INFORMATION SUPPLIED:
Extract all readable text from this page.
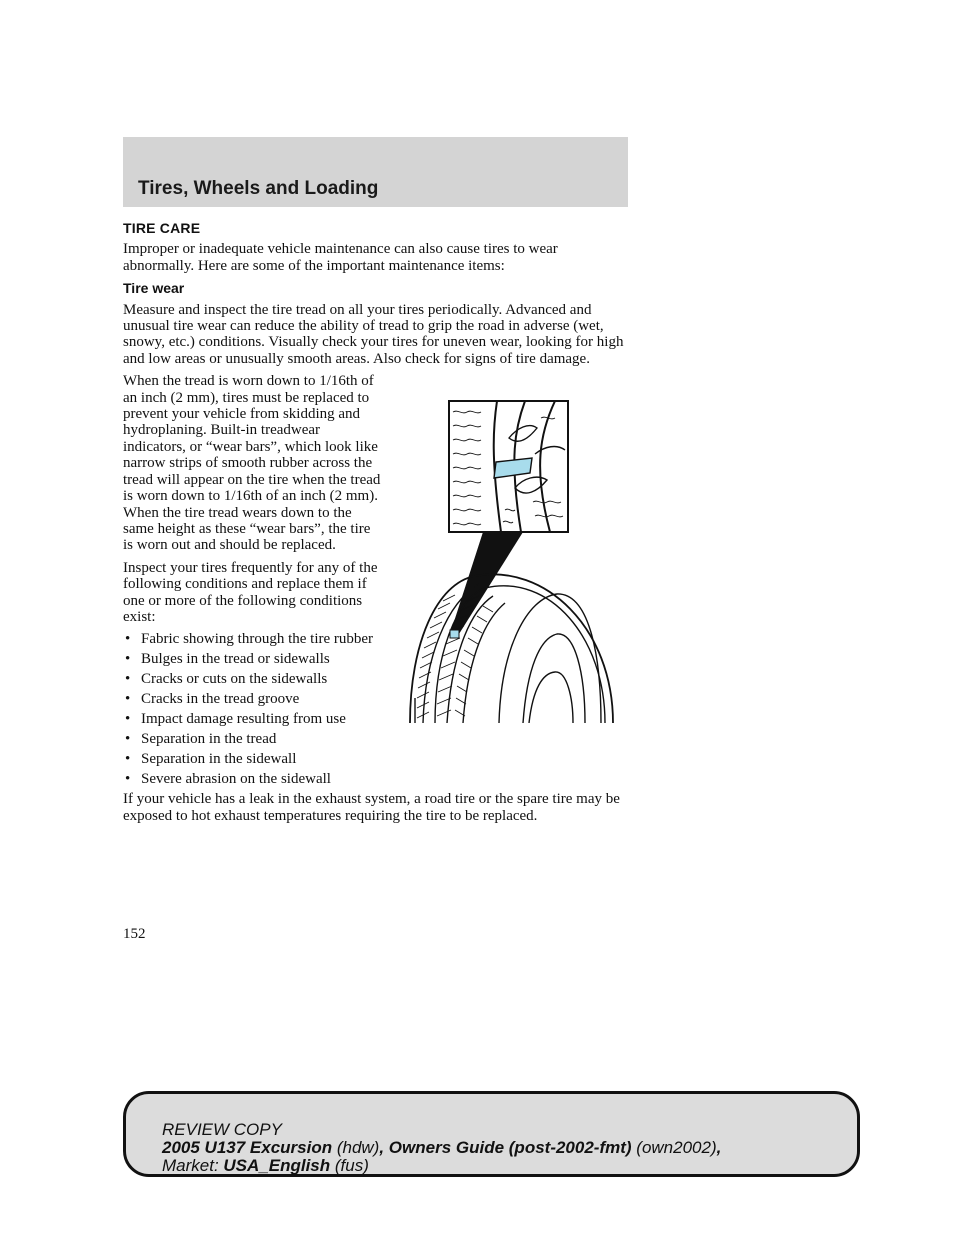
Tires, Wheels and Loading
TIRE CARE

Improper or inadequate vehicle maintenance can also cause tires to wear abnormally. Here are some of the important maintenance items:

Tire wear

Measure and inspect the tire tread on all your tires periodically. Advanced and unusual tire wear can reduce the ability of tread to grip the road in adverse (wet, snowy, etc.) conditions. Visually check your tires for uneven wear, looking for high and low areas or unusually smooth areas. Also check for signs of tire damage.

When the tread is worn down to 1/16th of an inch (2 mm), tires must be replaced to prevent your vehicle from skidding and hydroplaning. Built-in treadwear indicators, or “wear bars”, which look like narrow strips of smooth rubber across the tread will appear on the tire when the tread is worn down to 1/16th of an inch (2 mm). When the tire tread wears down to the same height as these “wear bars”, the tire is worn out and should be replaced.

Inspect your tires frequently for any of the following conditions and replace them if one or more of the following conditions exist:

• Fabric showing through the tire rubber
• Bulges in the tread or sidewalls
• Cracks or cuts on the sidewalls
• Cracks in the tread groove
• Impact damage resulting from use
• Separation in the tread
• Separation in the sidewall
• Severe abrasion on the sidewall

If your vehicle has a leak in the exhaust system, a road tire or the spare tire may be exposed to hot exhaust temperatures requiring the tire to be replaced.

152
REVIEW COPY
2005 U137 Excursion (hdw), Owners Guide (post-2002-fmt) (own2002),
Market: USA_English (fus)
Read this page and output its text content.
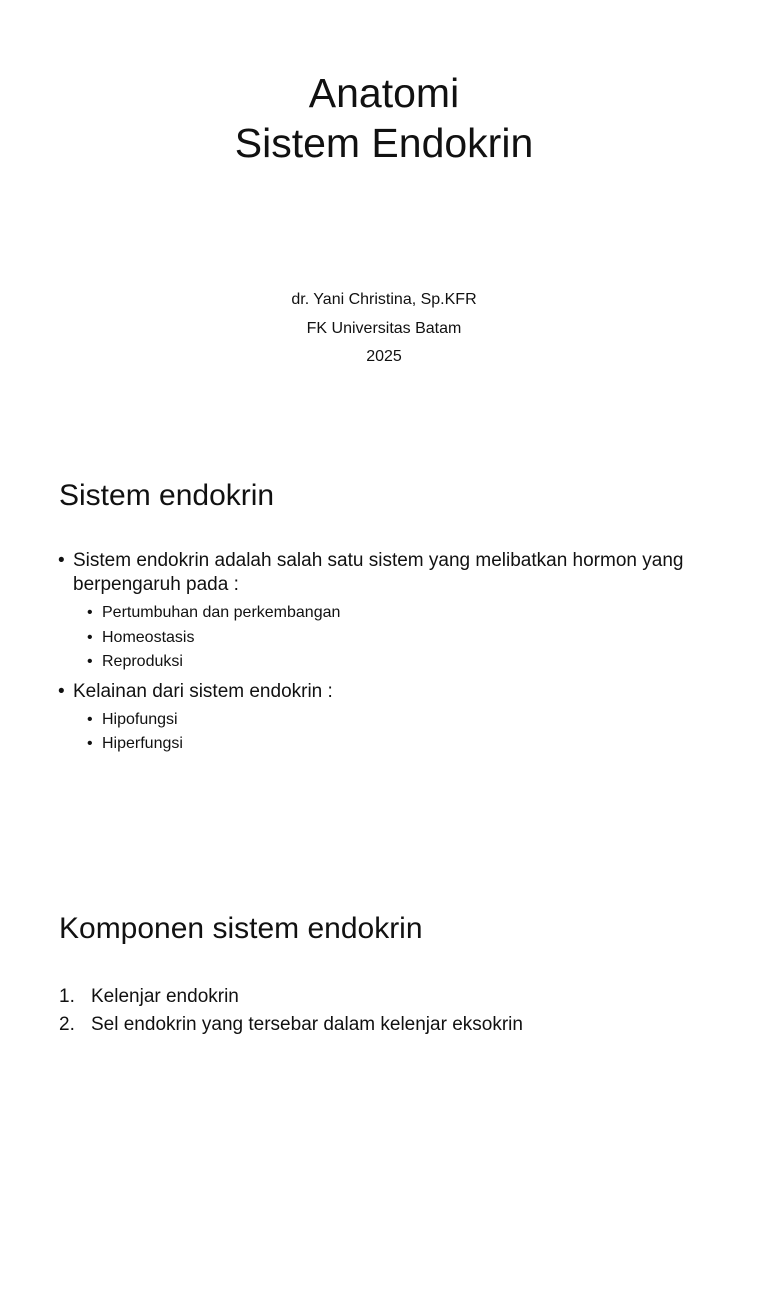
Anatomi
Sistem Endokrin
dr. Yani Christina, Sp.KFR
FK Universitas Batam
2025
Sistem endokrin
• Sistem endokrin adalah salah satu sistem yang melibatkan hormon yang berpengaruh pada :
• Pertumbuhan dan perkembangan
• Homeostasis
• Reproduksi
• Kelainan dari sistem endokrin :
• Hipofungsi
• Hiperfungsi
Komponen sistem endokrin
1. Kelenjar endokrin
2. Sel endokrin yang tersebar dalam kelenjar eksokrin
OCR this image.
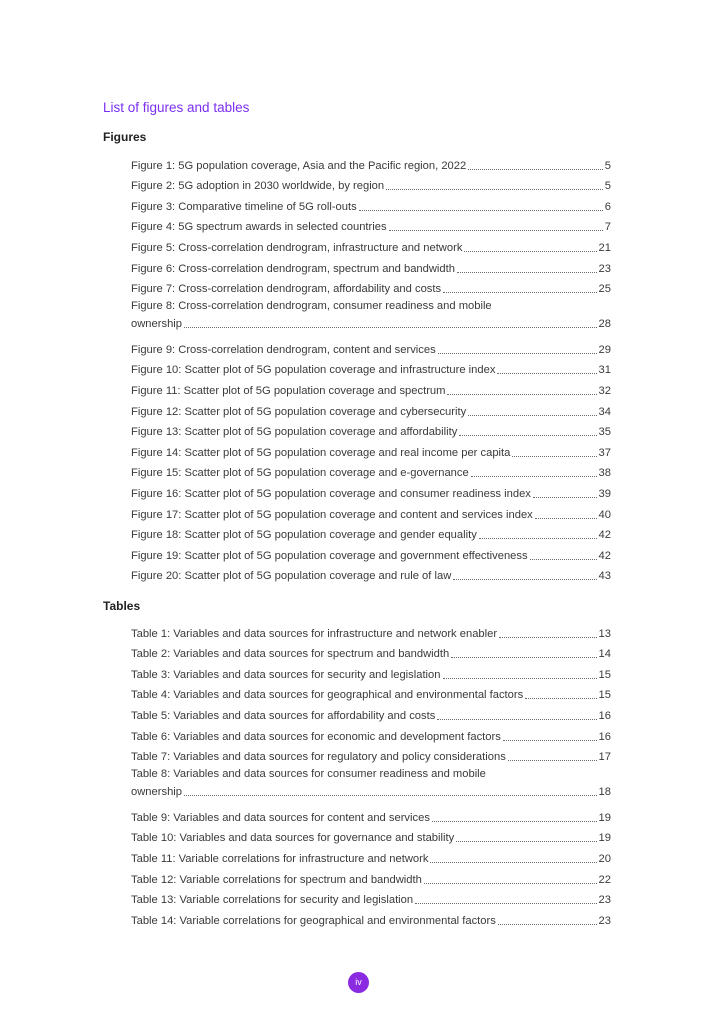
List of figures and tables
Figures
Figure 1: 5G population coverage, Asia and the Pacific region, 2022	5
Figure 2: 5G adoption in 2030 worldwide, by region	5
Figure 3: Comparative timeline of 5G roll-outs	6
Figure 4: 5G spectrum awards in selected countries	7
Figure 5: Cross-correlation dendrogram, infrastructure and network	21
Figure 6: Cross-correlation dendrogram, spectrum and bandwidth	23
Figure 7: Cross-correlation dendrogram, affordability and costs	25
Figure 8: Cross-correlation dendrogram, consumer readiness and mobile
ownership	28
Figure 9: Cross-correlation dendrogram, content and services	29
Figure 10: Scatter plot of 5G population coverage and infrastructure index	31
Figure 11: Scatter plot of 5G population coverage and spectrum	32
Figure 12: Scatter plot of 5G population coverage and cybersecurity	34
Figure 13: Scatter plot of 5G population coverage and affordability	35
Figure 14: Scatter plot of 5G population coverage and real income per capita	37
Figure 15: Scatter plot of 5G population coverage and e-governance	38
Figure 16: Scatter plot of 5G population coverage and consumer readiness index	39
Figure 17: Scatter plot of 5G population coverage and content and services index	40
Figure 18: Scatter plot of 5G population coverage and gender equality	42
Figure 19: Scatter plot of 5G population coverage and government effectiveness	42
Figure 20: Scatter plot of 5G population coverage and rule of law	43
Tables
Table 1: Variables and data sources for infrastructure and network enabler	13
Table 2: Variables and data sources for spectrum and bandwidth	14
Table 3: Variables and data sources for security and legislation	15
Table 4: Variables and data sources for geographical and environmental factors	15
Table 5: Variables and data sources for affordability and costs	16
Table 6: Variables and data sources for economic and development factors	16
Table 7: Variables and data sources for regulatory and policy considerations	17
Table 8: Variables and data sources for consumer readiness and mobile
ownership	18
Table 9: Variables and data sources for content and services	19
Table 10: Variables and data sources for governance and stability	19
Table 11: Variable correlations for infrastructure and network	20
Table 12: Variable correlations for spectrum and bandwidth	22
Table 13: Variable correlations for security and legislation	23
Table 14: Variable correlations for geographical and environmental factors	23
iv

WRITTEN REQUEST: Return the lines of the records that include the string "vehicle".

WRITTEN SOLUTION:
Improper or inadequate vehicle maintenance can also cause tires to wear abnormally. Here are some of the important maintenance items:
When the tread is worn down to 1/16th of an inch (2 mm), tires must be replaced to prevent your vehicle from skidding and hydroplaning. Built-in treadwear indicators, or “wear bars”, which look like narrow strips of smooth rubber across the tread will appear on the tire when the tread is worn down to 1/16th of an inch (2 mm). When the tire tread wears down to the same height as these “wear bars”, the tire is worn out and should be replaced.
If your vehicle has a leak in the exhaust system, a road tire or the spare tire may be exposed to hot exhaust temperatures requiring the tire to be replaced.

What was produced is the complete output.